▸ Written task
Express the entries from the beginning through the line containing "325, 1275, 361]" as a JSON list of strings, one string per line, leaving out any blank lines.

▸ Items from a data source
◆ ◆ ◆

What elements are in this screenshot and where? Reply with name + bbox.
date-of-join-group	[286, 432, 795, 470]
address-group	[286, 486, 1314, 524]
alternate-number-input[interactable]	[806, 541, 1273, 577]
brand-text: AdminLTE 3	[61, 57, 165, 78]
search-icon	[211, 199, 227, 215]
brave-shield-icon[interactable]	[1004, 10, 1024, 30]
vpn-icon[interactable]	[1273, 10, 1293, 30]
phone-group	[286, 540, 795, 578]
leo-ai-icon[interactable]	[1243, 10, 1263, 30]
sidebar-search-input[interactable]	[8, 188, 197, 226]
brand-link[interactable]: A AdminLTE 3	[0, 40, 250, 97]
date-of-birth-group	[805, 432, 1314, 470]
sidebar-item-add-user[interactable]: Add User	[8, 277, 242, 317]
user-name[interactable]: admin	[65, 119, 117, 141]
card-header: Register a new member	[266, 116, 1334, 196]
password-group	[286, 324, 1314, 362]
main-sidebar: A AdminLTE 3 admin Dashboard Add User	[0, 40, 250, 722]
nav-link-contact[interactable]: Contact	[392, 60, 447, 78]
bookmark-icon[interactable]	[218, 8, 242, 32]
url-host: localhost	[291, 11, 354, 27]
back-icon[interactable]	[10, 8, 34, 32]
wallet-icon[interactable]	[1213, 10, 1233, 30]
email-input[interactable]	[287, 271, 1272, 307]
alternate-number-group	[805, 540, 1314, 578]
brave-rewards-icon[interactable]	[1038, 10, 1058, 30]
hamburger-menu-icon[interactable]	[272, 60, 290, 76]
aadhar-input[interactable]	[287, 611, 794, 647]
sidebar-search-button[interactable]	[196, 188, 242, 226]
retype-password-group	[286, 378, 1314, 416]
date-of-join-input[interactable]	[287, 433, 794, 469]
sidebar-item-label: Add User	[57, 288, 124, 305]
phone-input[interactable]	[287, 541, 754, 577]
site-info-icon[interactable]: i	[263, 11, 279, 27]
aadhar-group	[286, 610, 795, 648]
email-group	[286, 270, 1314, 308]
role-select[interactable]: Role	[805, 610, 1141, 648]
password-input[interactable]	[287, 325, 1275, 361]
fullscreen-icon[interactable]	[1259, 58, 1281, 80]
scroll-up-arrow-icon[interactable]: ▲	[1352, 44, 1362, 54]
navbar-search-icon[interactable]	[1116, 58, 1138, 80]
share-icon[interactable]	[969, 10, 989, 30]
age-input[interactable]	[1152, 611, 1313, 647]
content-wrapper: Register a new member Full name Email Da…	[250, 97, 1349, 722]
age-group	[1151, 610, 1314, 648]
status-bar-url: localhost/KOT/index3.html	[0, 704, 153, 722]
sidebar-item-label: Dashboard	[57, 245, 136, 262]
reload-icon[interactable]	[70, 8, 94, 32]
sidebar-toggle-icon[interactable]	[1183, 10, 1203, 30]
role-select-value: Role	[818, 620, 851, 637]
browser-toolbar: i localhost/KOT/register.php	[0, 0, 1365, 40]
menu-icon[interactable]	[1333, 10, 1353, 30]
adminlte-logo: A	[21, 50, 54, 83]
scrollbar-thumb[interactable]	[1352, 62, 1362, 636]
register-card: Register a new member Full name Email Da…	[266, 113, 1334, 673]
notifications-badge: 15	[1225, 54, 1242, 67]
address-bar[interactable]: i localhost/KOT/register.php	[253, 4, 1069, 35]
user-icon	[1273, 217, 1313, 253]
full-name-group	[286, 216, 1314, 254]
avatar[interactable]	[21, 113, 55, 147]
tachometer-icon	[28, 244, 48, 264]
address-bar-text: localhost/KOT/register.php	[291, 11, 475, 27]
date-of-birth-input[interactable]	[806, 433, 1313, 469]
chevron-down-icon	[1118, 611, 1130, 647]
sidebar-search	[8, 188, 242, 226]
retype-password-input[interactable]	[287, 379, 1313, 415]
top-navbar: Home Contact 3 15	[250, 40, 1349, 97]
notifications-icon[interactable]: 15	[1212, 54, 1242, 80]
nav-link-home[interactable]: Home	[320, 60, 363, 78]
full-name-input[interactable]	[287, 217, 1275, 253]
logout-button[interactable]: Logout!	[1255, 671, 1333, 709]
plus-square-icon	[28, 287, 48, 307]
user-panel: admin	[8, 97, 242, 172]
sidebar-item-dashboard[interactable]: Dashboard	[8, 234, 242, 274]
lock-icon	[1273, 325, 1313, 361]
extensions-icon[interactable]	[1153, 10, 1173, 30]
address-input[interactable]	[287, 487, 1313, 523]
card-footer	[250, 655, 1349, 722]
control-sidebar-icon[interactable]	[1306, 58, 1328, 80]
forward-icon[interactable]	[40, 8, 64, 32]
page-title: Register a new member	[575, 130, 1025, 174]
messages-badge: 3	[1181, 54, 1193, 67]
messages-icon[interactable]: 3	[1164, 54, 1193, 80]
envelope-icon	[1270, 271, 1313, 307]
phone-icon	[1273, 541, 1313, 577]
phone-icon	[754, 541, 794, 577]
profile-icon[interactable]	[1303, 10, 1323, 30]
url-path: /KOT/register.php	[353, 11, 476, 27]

◆ ◆ ◆

▸ Result of this exercise
[
  "What elements are in this screenshot and where? Reply with name + bbox.",
  "date-of-join-group\t[286, 432, 795, 470]",
  "address-group\t[286, 486, 1314, 524]",
  "alternate-number-input[interactable]\t[806, 541, 1273, 577]",
  "brand-text: AdminLTE 3\t[61, 57, 165, 78]",
  "search-icon\t[211, 199, 227, 215]",
  "brave-shield-icon[interactable]\t[1004, 10, 1024, 30]",
  "vpn-icon[interactable]\t[1273, 10, 1293, 30]",
  "phone-group\t[286, 540, 795, 578]",
  "leo-ai-icon[interactable]\t[1243, 10, 1263, 30]",
  "sidebar-search-input[interactable]\t[8, 188, 197, 226]",
  "brand-link[interactable]: A AdminLTE 3\t[0, 40, 250, 97]",
  "date-of-birth-group\t[805, 432, 1314, 470]",
  "sidebar-item-add-user[interactable]: Add User\t[8, 277, 242, 317]",
  "user-name[interactable]: admin\t[65, 119, 117, 141]",
  "card-header: Register a new member\t[266, 116, 1334, 196]",
  "password-group\t[286, 324, 1314, 362]",
  "main-sidebar: A AdminLTE 3 admin Dashboard Add User\t[0, 40, 250, 722]",
  "nav-link-contact[interactable]: Contact\t[392, 60, 447, 78]",
  "bookmark-icon[interactable]\t[218, 8, 242, 32]",
  "url-host: localhost\t[291, 11, 354, 27]",
  "back-icon[interactable]\t[10, 8, 34, 32]",
  "wallet-icon[interactable]\t[1213, 10, 1233, 30]",
  "email-input[interactable]\t[287, 271, 1272, 307]",
  "alternate-number-group\t[805, 540, 1314, 578]",
  "brave-rewards-icon[interactable]\t[1038, 10, 1058, 30]",
  "hamburger-menu-icon[interactable]\t[272, 60, 290, 76]",
  "aadhar-input[interactable]\t[287, 611, 794, 647]",
  "sidebar-search-button[interactable]\t[196, 188, 242, 226]",
  "retype-password-group\t[286, 378, 1314, 416]",
  "date-of-join-input[interactable]\t[287, 433, 794, 469]",
  "sidebar-item-label: Add User\t[57, 288, 124, 305]",
  "phone-input[interactable]\t[287, 541, 754, 577]",
  "site-info-icon[interactable]: i\t[263, 11, 279, 27]",
  "aadhar-group\t[286, 610, 795, 648]",
  "email-group\t[286, 270, 1314, 308]",
  "role-select[interactable]: Role\t[805, 610, 1141, 648]",
  "password-input[interactable]\t[287, 325, 1275, 361]"
]